Each entry should be quoted word for word, including every mark of punctuation.

——————

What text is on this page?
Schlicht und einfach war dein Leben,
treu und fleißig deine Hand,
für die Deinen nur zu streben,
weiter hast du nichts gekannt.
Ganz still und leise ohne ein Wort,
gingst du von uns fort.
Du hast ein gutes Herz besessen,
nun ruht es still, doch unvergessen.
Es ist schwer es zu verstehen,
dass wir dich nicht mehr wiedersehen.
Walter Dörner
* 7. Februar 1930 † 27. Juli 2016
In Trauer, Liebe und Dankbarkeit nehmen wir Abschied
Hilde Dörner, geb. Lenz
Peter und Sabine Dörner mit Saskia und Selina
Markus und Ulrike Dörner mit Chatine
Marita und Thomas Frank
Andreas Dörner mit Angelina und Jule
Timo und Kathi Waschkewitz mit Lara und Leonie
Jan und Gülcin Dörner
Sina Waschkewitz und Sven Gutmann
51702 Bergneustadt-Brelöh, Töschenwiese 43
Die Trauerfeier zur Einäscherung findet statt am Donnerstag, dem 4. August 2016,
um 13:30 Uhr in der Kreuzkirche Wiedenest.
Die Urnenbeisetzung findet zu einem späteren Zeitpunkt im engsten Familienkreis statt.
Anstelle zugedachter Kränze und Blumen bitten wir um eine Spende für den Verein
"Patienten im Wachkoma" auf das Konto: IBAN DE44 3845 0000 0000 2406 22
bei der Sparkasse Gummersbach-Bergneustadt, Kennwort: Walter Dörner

——————

* **Answer below**:
What text is on this page?
Schlicht und einfach war dein Leben,
treu und fleißig deine Hand,
für die Deinen nur zu streben,
weiter hast du nichts gekannt.
Ganz still und leise ohne ein Wort,
gingst du von uns fort.
Du hast ein gutes Herz besessen,
nun ruht es still, doch unvergessen.
Es ist schwer es zu verstehen,
dass wir dich nicht mehr wiedersehen.
Walter Dörner
* 7. Februar 1930 † 27. Juli 2016
In Trauer, Liebe und Dankbarkeit nehmen wir Abschied
Hilde Dörner, geb. Lenz
Peter und Sabine Dörner mit Saskia und Selina
Markus und Ulrike Dörner mit Chatine
Marita und Thomas Frank
Andreas Dörner mit Angelina und Jule
Timo und Kathi Waschkewitz mit Lara und Leonie
Jan und Gülcin Dörner
Sina Waschkewitz und Sven Gutmann
51702 Bergneustadt-Brelöh, Töschenwiese 43
Die Trauerfeier zur Einäscherung findet statt am Donnerstag, dem 4. August 2016,
um 13:30 Uhr in der Kreuzkirche Wiedenest.
Die Urnenbeisetzung findet zu einem späteren Zeitpunkt im engsten Familienkreis statt.
Anstelle zugedachter Kränze und Blumen bitten wir um eine Spende für den Verein
"Patienten im Wachkoma" auf das Konto: IBAN DE44 3845 0000 0000 2406 22
bei der Sparkasse Gummersbach-Bergneustadt, Kennwort: Walter Dörner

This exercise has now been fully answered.